Figure record extracts:
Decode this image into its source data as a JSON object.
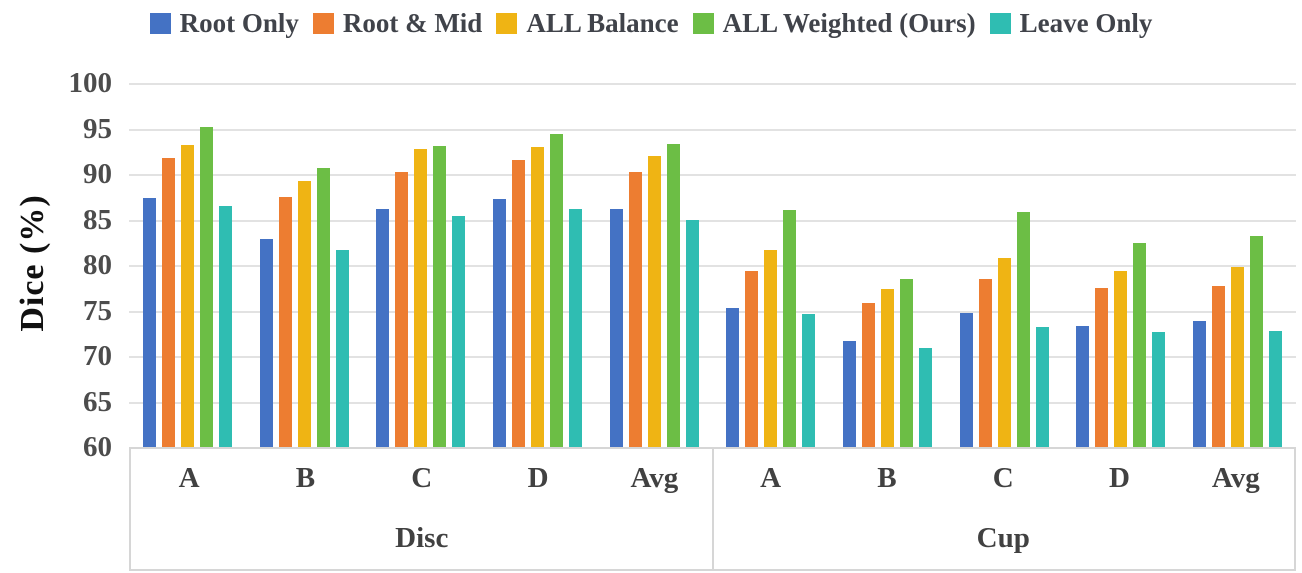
{
  "chart_data": {
    "type": "bar",
    "title": "",
    "ylabel": "Dice (%)",
    "xlabel": "",
    "ylim": [
      60,
      100
    ],
    "yticks": [
      100,
      95,
      90,
      85,
      80,
      75,
      70,
      65,
      60
    ],
    "grid": true,
    "legend_position": "top",
    "sections": [
      {
        "label": "Disc",
        "categories": [
          "A",
          "B",
          "C",
          "D",
          "Avg"
        ]
      },
      {
        "label": "Cup",
        "categories": [
          "A",
          "B",
          "C",
          "D",
          "Avg"
        ]
      }
    ],
    "series": [
      {
        "name": "Root Only",
        "color": "#4472C4",
        "values": [
          87.4,
          82.9,
          86.2,
          87.3,
          86.2,
          75.3,
          71.7,
          74.7,
          73.3,
          73.8
        ]
      },
      {
        "name": "Root & Mid",
        "color": "#ED7D31",
        "values": [
          91.8,
          87.5,
          90.2,
          91.5,
          90.2,
          79.3,
          75.8,
          78.5,
          77.5,
          77.7
        ]
      },
      {
        "name": "ALL Balance",
        "color": "#EFB414",
        "values": [
          93.2,
          89.2,
          92.7,
          93.0,
          92.0,
          81.6,
          77.4,
          80.8,
          79.3,
          79.8
        ]
      },
      {
        "name": "ALL Weighted (Ours)",
        "color": "#6CBE45",
        "values": [
          95.2,
          90.7,
          93.1,
          94.4,
          93.3,
          86.1,
          78.5,
          85.8,
          82.4,
          83.2
        ]
      },
      {
        "name": "Leave Only",
        "color": "#2FBDB2",
        "values": [
          86.5,
          81.7,
          85.4,
          86.2,
          85.0,
          74.6,
          70.9,
          73.2,
          72.6,
          72.7
        ]
      }
    ],
    "colors": {
      "gridline": "#E2E2E2",
      "axis_border": "#D6D6D6",
      "legend_text": "#40434A",
      "tick_text": "#4C4C4C"
    }
  }
}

TASK REQUIREMENTS:
Quote each entry above verbatim and drop the pictures.

ANSWER TO THIS EXERCISE:
Decode this image into its source data as a JSON object.
{
  "chart_data": {
    "type": "bar",
    "title": "",
    "ylabel": "Dice (%)",
    "xlabel": "",
    "ylim": [
      60,
      100
    ],
    "yticks": [
      100,
      95,
      90,
      85,
      80,
      75,
      70,
      65,
      60
    ],
    "grid": true,
    "legend_position": "top",
    "sections": [
      {
        "label": "Disc",
        "categories": [
          "A",
          "B",
          "C",
          "D",
          "Avg"
        ]
      },
      {
        "label": "Cup",
        "categories": [
          "A",
          "B",
          "C",
          "D",
          "Avg"
        ]
      }
    ],
    "series": [
      {
        "name": "Root Only",
        "color": "#4472C4",
        "values": [
          87.4,
          82.9,
          86.2,
          87.3,
          86.2,
          75.3,
          71.7,
          74.7,
          73.3,
          73.8
        ]
      },
      {
        "name": "Root & Mid",
        "color": "#ED7D31",
        "values": [
          91.8,
          87.5,
          90.2,
          91.5,
          90.2,
          79.3,
          75.8,
          78.5,
          77.5,
          77.7
        ]
      },
      {
        "name": "ALL Balance",
        "color": "#EFB414",
        "values": [
          93.2,
          89.2,
          92.7,
          93.0,
          92.0,
          81.6,
          77.4,
          80.8,
          79.3,
          79.8
        ]
      },
      {
        "name": "ALL Weighted (Ours)",
        "color": "#6CBE45",
        "values": [
          95.2,
          90.7,
          93.1,
          94.4,
          93.3,
          86.1,
          78.5,
          85.8,
          82.4,
          83.2
        ]
      },
      {
        "name": "Leave Only",
        "color": "#2FBDB2",
        "values": [
          86.5,
          81.7,
          85.4,
          86.2,
          85.0,
          74.6,
          70.9,
          73.2,
          72.6,
          72.7
        ]
      }
    ],
    "colors": {
      "gridline": "#E2E2E2",
      "axis_border": "#D6D6D6",
      "legend_text": "#40434A",
      "tick_text": "#4C4C4C"
    }
  }
}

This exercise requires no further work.